▸ What is being asked
Retype everything in the listing, leaving each line exactly as it is.

▸ Information shown
<<<<

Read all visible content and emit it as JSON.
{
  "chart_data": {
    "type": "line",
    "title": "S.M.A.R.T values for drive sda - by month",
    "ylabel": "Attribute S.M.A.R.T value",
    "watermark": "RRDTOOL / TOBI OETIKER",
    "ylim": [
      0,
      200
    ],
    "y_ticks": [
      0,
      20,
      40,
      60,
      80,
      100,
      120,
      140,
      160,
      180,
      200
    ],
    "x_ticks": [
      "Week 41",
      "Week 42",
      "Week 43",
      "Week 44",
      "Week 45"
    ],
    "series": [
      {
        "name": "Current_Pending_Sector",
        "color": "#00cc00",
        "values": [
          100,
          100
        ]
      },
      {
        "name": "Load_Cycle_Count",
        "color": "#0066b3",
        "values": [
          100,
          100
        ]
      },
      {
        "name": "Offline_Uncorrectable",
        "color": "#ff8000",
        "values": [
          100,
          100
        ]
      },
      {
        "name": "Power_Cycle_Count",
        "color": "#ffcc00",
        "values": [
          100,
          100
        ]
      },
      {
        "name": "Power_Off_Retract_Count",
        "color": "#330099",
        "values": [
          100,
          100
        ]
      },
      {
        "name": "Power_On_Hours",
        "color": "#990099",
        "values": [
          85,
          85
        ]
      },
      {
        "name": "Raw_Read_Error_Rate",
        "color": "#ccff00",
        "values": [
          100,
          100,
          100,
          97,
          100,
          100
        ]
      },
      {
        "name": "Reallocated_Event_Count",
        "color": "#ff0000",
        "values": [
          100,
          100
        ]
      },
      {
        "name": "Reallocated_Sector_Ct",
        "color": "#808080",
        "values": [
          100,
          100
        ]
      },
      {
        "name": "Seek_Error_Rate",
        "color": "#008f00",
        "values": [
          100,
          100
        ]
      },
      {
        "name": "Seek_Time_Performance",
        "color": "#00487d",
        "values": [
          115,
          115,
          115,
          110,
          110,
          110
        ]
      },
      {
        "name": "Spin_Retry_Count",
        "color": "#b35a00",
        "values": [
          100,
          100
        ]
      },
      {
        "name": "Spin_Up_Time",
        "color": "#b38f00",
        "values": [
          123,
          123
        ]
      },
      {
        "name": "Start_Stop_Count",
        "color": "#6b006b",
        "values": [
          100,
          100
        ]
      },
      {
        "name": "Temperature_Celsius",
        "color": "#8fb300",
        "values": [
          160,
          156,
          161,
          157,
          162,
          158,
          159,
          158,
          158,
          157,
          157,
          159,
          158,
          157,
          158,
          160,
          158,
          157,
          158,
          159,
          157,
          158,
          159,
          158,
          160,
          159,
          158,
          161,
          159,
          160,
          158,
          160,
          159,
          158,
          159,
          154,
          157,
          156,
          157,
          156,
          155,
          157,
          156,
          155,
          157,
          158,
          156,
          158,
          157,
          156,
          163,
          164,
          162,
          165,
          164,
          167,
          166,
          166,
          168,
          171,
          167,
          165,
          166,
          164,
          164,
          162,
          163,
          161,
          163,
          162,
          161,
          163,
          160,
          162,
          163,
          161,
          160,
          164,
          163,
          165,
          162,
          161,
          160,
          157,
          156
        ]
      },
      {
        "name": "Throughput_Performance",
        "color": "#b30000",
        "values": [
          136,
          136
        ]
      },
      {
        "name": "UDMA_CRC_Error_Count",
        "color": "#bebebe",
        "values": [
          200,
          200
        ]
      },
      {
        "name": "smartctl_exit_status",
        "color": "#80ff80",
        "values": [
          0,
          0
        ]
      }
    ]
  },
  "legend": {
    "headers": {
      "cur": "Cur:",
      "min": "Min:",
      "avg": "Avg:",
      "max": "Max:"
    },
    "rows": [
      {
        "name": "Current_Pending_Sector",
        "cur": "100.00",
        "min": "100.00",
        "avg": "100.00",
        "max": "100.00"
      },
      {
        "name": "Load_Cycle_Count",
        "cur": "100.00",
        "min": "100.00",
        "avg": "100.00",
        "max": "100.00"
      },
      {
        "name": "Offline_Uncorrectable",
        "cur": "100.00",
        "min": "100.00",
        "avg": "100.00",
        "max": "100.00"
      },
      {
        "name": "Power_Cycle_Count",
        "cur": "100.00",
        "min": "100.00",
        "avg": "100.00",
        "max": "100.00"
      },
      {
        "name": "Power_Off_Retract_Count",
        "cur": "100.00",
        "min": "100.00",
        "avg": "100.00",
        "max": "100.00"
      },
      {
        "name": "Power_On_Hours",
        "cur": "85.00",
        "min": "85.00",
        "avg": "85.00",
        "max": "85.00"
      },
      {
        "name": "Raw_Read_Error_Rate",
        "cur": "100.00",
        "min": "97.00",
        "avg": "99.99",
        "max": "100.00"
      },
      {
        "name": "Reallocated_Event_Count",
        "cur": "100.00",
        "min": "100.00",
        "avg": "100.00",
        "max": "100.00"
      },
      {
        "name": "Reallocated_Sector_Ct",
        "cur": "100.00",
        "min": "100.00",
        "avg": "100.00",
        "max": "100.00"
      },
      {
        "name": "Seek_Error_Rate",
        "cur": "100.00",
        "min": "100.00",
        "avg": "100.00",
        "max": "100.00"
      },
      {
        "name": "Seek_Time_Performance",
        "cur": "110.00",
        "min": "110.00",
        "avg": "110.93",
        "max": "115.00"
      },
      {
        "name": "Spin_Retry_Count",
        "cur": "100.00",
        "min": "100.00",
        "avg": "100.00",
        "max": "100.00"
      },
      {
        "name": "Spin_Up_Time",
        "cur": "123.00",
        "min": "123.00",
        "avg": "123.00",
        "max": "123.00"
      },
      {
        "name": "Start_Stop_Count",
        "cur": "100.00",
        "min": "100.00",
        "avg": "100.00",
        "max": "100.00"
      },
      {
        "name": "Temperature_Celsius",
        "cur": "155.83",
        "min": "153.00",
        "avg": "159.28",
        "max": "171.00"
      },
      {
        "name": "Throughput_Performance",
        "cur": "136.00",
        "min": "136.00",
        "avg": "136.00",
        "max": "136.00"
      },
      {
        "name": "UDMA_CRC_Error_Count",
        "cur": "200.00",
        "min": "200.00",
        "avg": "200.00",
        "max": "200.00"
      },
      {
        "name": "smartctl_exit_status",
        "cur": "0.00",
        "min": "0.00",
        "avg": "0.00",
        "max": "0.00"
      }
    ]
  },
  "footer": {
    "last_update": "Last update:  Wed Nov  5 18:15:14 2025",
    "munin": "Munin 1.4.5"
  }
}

>>>>

▸ The reply
Read all visible content and emit it as JSON.
{
  "chart_data": {
    "type": "line",
    "title": "S.M.A.R.T values for drive sda - by month",
    "ylabel": "Attribute S.M.A.R.T value",
    "watermark": "RRDTOOL / TOBI OETIKER",
    "ylim": [
      0,
      200
    ],
    "y_ticks": [
      0,
      20,
      40,
      60,
      80,
      100,
      120,
      140,
      160,
      180,
      200
    ],
    "x_ticks": [
      "Week 41",
      "Week 42",
      "Week 43",
      "Week 44",
      "Week 45"
    ],
    "series": [
      {
        "name": "Current_Pending_Sector",
        "color": "#00cc00",
        "values": [
          100,
          100
        ]
      },
      {
        "name": "Load_Cycle_Count",
        "color": "#0066b3",
        "values": [
          100,
          100
        ]
      },
      {
        "name": "Offline_Uncorrectable",
        "color": "#ff8000",
        "values": [
          100,
          100
        ]
      },
      {
        "name": "Power_Cycle_Count",
        "color": "#ffcc00",
        "values": [
          100,
          100
        ]
      },
      {
        "name": "Power_Off_Retract_Count",
        "color": "#330099",
        "values": [
          100,
          100
        ]
      },
      {
        "name": "Power_On_Hours",
        "color": "#990099",
        "values": [
          85,
          85
        ]
      },
      {
        "name": "Raw_Read_Error_Rate",
        "color": "#ccff00",
        "values": [
          100,
          100,
          100,
          97,
          100,
          100
        ]
      },
      {
        "name": "Reallocated_Event_Count",
        "color": "#ff0000",
        "values": [
          100,
          100
        ]
      },
      {
        "name": "Reallocated_Sector_Ct",
        "color": "#808080",
        "values": [
          100,
          100
        ]
      },
      {
        "name": "Seek_Error_Rate",
        "color": "#008f00",
        "values": [
          100,
          100
        ]
      },
      {
        "name": "Seek_Time_Performance",
        "color": "#00487d",
        "values": [
          115,
          115,
          115,
          110,
          110,
          110
        ]
      },
      {
        "name": "Spin_Retry_Count",
        "color": "#b35a00",
        "values": [
          100,
          100
        ]
      },
      {
        "name": "Spin_Up_Time",
        "color": "#b38f00",
        "values": [
          123,
          123
        ]
      },
      {
        "name": "Start_Stop_Count",
        "color": "#6b006b",
        "values": [
          100,
          100
        ]
      },
      {
        "name": "Temperature_Celsius",
        "color": "#8fb300",
        "values": [
          160,
          156,
          161,
          157,
          162,
          158,
          159,
          158,
          158,
          157,
          157,
          159,
          158,
          157,
          158,
          160,
          158,
          157,
          158,
          159,
          157,
          158,
          159,
          158,
          160,
          159,
          158,
          161,
          159,
          160,
          158,
          160,
          159,
          158,
          159,
          154,
          157,
          156,
          157,
          156,
          155,
          157,
          156,
          155,
          157,
          158,
          156,
          158,
          157,
          156,
          163,
          164,
          162,
          165,
          164,
          167,
          166,
          166,
          168,
          171,
          167,
          165,
          166,
          164,
          164,
          162,
          163,
          161,
          163,
          162,
          161,
          163,
          160,
          162,
          163,
          161,
          160,
          164,
          163,
          165,
          162,
          161,
          160,
          157,
          156
        ]
      },
      {
        "name": "Throughput_Performance",
        "color": "#b30000",
        "values": [
          136,
          136
        ]
      },
      {
        "name": "UDMA_CRC_Error_Count",
        "color": "#bebebe",
        "values": [
          200,
          200
        ]
      },
      {
        "name": "smartctl_exit_status",
        "color": "#80ff80",
        "values": [
          0,
          0
        ]
      }
    ]
  },
  "legend": {
    "headers": {
      "cur": "Cur:",
      "min": "Min:",
      "avg": "Avg:",
      "max": "Max:"
    },
    "rows": [
      {
        "name": "Current_Pending_Sector",
        "cur": "100.00",
        "min": "100.00",
        "avg": "100.00",
        "max": "100.00"
      },
      {
        "name": "Load_Cycle_Count",
        "cur": "100.00",
        "min": "100.00",
        "avg": "100.00",
        "max": "100.00"
      },
      {
        "name": "Offline_Uncorrectable",
        "cur": "100.00",
        "min": "100.00",
        "avg": "100.00",
        "max": "100.00"
      },
      {
        "name": "Power_Cycle_Count",
        "cur": "100.00",
        "min": "100.00",
        "avg": "100.00",
        "max": "100.00"
      },
      {
        "name": "Power_Off_Retract_Count",
        "cur": "100.00",
        "min": "100.00",
        "avg": "100.00",
        "max": "100.00"
      },
      {
        "name": "Power_On_Hours",
        "cur": "85.00",
        "min": "85.00",
        "avg": "85.00",
        "max": "85.00"
      },
      {
        "name": "Raw_Read_Error_Rate",
        "cur": "100.00",
        "min": "97.00",
        "avg": "99.99",
        "max": "100.00"
      },
      {
        "name": "Reallocated_Event_Count",
        "cur": "100.00",
        "min": "100.00",
        "avg": "100.00",
        "max": "100.00"
      },
      {
        "name": "Reallocated_Sector_Ct",
        "cur": "100.00",
        "min": "100.00",
        "avg": "100.00",
        "max": "100.00"
      },
      {
        "name": "Seek_Error_Rate",
        "cur": "100.00",
        "min": "100.00",
        "avg": "100.00",
        "max": "100.00"
      },
      {
        "name": "Seek_Time_Performance",
        "cur": "110.00",
        "min": "110.00",
        "avg": "110.93",
        "max": "115.00"
      },
      {
        "name": "Spin_Retry_Count",
        "cur": "100.00",
        "min": "100.00",
        "avg": "100.00",
        "max": "100.00"
      },
      {
        "name": "Spin_Up_Time",
        "cur": "123.00",
        "min": "123.00",
        "avg": "123.00",
        "max": "123.00"
      },
      {
        "name": "Start_Stop_Count",
        "cur": "100.00",
        "min": "100.00",
        "avg": "100.00",
        "max": "100.00"
      },
      {
        "name": "Temperature_Celsius",
        "cur": "155.83",
        "min": "153.00",
        "avg": "159.28",
        "max": "171.00"
      },
      {
        "name": "Throughput_Performance",
        "cur": "136.00",
        "min": "136.00",
        "avg": "136.00",
        "max": "136.00"
      },
      {
        "name": "UDMA_CRC_Error_Count",
        "cur": "200.00",
        "min": "200.00",
        "avg": "200.00",
        "max": "200.00"
      },
      {
        "name": "smartctl_exit_status",
        "cur": "0.00",
        "min": "0.00",
        "avg": "0.00",
        "max": "0.00"
      }
    ]
  },
  "footer": {
    "last_update": "Last update:  Wed Nov  5 18:15:14 2025",
    "munin": "Munin 1.4.5"
  }
}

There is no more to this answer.